◆ **WHAT TO DO**
List each line of the data that holds the string "JSON".

BEGIN DATA SUPPLIED

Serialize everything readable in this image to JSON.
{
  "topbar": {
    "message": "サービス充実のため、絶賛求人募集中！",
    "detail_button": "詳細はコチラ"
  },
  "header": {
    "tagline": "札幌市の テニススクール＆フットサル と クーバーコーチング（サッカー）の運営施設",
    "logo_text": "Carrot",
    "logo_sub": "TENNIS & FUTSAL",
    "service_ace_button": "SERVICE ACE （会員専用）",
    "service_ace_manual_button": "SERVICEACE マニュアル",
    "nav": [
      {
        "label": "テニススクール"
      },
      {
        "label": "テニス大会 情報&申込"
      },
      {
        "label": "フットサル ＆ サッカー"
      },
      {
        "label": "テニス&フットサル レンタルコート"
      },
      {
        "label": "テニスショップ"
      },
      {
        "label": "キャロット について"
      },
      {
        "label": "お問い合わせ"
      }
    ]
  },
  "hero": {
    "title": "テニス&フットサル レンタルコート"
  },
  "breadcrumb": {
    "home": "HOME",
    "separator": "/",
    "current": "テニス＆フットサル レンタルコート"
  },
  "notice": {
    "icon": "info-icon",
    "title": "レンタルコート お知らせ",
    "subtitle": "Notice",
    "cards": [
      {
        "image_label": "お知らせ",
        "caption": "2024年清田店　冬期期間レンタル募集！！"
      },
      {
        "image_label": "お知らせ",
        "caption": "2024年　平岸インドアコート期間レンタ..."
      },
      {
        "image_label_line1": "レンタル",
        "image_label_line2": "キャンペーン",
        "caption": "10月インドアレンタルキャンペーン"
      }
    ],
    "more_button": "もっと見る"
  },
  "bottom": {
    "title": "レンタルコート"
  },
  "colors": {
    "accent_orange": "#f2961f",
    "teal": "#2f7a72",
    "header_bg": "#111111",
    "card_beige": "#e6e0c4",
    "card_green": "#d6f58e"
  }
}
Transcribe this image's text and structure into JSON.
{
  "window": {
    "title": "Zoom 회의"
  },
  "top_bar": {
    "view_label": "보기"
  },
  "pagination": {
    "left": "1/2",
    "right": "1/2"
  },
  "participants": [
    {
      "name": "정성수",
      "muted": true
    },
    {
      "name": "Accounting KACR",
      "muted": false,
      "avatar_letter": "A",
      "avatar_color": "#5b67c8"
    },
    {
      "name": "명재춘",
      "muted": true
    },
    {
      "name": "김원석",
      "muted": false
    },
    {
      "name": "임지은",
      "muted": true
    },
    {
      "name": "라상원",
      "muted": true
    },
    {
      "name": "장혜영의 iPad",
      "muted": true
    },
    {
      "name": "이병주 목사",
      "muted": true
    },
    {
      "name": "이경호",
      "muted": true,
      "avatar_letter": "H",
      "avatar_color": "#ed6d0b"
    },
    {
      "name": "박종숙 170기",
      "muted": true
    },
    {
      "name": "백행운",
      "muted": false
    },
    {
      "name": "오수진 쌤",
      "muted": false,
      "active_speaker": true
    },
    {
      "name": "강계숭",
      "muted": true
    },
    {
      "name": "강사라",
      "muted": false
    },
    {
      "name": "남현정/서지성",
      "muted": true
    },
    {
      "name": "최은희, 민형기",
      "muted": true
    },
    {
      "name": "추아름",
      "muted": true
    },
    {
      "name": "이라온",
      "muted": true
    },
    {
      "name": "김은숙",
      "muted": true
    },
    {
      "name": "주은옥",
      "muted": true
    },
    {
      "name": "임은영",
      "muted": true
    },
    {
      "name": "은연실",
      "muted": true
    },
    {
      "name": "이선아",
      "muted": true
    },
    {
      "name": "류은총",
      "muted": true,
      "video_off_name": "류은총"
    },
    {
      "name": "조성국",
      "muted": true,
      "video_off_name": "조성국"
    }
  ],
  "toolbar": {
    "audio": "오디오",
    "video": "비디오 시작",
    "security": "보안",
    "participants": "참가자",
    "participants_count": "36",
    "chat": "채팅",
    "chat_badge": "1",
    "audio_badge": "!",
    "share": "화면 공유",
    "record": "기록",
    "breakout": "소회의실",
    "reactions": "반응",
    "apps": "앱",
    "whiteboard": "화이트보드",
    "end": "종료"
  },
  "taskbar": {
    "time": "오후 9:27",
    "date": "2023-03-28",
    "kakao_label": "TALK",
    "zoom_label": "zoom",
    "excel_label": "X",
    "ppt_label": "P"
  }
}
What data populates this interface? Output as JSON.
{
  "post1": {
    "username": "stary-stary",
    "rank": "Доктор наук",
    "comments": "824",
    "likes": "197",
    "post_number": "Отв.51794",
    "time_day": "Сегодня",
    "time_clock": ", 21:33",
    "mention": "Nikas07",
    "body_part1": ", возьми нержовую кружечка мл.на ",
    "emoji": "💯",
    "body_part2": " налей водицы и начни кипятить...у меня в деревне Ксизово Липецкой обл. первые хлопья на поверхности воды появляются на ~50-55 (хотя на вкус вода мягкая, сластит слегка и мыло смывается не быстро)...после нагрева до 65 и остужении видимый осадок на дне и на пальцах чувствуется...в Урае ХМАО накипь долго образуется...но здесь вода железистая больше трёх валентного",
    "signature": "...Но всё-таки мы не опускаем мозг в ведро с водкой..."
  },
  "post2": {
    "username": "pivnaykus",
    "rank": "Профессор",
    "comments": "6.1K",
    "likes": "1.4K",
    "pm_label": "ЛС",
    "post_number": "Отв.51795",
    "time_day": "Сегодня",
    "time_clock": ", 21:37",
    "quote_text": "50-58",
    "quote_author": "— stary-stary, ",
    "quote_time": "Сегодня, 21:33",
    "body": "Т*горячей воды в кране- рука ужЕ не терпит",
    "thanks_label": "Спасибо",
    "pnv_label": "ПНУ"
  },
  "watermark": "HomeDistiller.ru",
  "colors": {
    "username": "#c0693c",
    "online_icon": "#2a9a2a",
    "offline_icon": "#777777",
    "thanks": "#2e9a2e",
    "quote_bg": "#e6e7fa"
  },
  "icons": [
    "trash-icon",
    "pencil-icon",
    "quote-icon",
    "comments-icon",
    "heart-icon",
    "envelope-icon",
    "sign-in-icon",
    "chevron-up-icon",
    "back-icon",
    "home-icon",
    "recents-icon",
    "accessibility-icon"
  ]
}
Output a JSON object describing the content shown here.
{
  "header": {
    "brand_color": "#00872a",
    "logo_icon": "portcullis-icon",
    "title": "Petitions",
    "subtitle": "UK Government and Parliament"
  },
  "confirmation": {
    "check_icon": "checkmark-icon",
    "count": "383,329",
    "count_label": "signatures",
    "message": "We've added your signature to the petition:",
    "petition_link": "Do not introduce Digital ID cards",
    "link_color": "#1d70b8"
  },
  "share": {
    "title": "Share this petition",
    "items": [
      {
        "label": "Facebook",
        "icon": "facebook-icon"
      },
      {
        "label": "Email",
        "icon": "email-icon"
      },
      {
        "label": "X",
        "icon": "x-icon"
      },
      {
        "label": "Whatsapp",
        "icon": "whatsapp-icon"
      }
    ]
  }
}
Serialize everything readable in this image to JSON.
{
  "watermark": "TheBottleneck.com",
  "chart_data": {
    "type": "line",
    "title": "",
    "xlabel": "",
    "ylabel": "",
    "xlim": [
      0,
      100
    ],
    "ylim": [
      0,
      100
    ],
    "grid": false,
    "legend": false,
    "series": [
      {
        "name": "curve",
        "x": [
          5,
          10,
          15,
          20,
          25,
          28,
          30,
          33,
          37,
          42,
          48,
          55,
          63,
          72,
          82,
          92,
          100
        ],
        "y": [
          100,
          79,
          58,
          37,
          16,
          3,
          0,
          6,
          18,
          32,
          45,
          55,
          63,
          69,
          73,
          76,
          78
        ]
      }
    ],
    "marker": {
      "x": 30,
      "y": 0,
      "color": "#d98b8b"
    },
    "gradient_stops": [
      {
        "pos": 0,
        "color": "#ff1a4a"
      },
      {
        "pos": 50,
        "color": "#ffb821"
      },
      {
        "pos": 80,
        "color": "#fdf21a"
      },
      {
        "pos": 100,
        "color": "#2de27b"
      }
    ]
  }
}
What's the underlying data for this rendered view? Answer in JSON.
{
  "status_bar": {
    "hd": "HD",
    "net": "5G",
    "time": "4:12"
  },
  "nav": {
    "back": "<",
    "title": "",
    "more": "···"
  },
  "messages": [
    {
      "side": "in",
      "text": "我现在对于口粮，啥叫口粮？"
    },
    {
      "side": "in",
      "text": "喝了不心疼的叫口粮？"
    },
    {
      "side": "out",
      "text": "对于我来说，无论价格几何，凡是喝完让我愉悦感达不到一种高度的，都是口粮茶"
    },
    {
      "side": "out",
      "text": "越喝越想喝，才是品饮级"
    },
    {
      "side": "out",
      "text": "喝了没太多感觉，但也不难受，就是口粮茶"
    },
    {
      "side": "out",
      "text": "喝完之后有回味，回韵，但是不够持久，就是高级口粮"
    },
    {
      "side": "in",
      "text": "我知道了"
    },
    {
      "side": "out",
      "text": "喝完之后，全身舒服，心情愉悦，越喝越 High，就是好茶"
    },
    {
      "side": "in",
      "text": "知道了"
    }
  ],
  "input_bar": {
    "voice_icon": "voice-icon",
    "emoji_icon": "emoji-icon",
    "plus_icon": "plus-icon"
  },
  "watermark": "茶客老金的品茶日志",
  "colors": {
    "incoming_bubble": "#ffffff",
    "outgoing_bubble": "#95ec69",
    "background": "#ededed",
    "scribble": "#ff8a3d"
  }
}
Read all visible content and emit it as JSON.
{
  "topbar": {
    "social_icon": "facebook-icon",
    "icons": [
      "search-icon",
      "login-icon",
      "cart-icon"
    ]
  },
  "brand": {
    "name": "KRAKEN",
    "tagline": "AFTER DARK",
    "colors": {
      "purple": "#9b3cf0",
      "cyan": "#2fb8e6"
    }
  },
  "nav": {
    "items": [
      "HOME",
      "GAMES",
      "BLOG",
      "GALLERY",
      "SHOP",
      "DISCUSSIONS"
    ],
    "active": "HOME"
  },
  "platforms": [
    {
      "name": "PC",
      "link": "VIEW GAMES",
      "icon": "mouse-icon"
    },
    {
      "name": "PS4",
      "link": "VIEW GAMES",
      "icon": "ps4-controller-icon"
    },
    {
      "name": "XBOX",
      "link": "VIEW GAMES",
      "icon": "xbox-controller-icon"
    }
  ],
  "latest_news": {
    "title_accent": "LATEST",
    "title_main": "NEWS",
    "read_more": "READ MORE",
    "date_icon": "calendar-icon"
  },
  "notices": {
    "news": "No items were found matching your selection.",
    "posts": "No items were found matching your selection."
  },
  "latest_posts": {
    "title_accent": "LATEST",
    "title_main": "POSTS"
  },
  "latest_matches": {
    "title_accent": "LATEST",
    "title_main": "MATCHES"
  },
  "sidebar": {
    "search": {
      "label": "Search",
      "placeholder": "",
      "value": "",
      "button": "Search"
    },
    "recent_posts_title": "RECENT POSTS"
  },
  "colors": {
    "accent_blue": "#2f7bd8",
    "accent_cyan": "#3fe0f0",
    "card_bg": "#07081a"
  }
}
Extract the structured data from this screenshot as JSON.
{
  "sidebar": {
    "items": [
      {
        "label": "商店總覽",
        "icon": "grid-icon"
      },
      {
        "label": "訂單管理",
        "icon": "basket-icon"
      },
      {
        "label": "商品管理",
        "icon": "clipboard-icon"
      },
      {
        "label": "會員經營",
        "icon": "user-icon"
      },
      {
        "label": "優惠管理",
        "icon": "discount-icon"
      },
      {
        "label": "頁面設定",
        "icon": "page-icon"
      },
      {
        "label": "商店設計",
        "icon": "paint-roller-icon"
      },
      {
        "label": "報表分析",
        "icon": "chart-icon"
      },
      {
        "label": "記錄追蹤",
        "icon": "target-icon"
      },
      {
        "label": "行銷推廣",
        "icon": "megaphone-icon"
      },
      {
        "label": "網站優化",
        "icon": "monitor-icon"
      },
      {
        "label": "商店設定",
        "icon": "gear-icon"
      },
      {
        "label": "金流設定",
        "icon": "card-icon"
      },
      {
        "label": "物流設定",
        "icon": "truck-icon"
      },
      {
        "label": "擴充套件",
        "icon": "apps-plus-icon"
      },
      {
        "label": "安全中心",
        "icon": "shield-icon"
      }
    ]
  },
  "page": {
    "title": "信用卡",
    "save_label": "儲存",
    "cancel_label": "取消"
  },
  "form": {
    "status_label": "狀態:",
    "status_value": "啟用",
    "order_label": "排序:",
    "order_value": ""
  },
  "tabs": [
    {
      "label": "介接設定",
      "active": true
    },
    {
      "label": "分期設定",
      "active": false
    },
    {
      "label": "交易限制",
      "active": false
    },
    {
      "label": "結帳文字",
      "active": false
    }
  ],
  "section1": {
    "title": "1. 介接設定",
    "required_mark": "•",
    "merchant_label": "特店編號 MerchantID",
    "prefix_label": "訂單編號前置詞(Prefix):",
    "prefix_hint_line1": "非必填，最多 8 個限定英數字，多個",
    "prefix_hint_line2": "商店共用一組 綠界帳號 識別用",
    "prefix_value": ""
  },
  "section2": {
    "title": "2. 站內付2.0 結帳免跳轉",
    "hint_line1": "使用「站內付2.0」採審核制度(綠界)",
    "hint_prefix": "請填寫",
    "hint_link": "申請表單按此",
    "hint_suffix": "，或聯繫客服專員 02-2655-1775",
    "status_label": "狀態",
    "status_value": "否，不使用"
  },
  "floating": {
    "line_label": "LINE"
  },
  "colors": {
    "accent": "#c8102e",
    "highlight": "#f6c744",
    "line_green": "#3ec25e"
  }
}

END DATA SUPPLIED

◆ **SOLUTION TO THIS EXERCISE**
Serialize everything readable in this image to JSON.
Transcribe this image's text and structure into JSON.
What data populates this interface? Output as JSON.
Output a JSON object describing the content shown here.
Serialize everything readable in this image to JSON.
What's the underlying data for this rendered view? Answer in JSON.
Read all visible content and emit it as JSON.
Extract the structured data from this screenshot as JSON.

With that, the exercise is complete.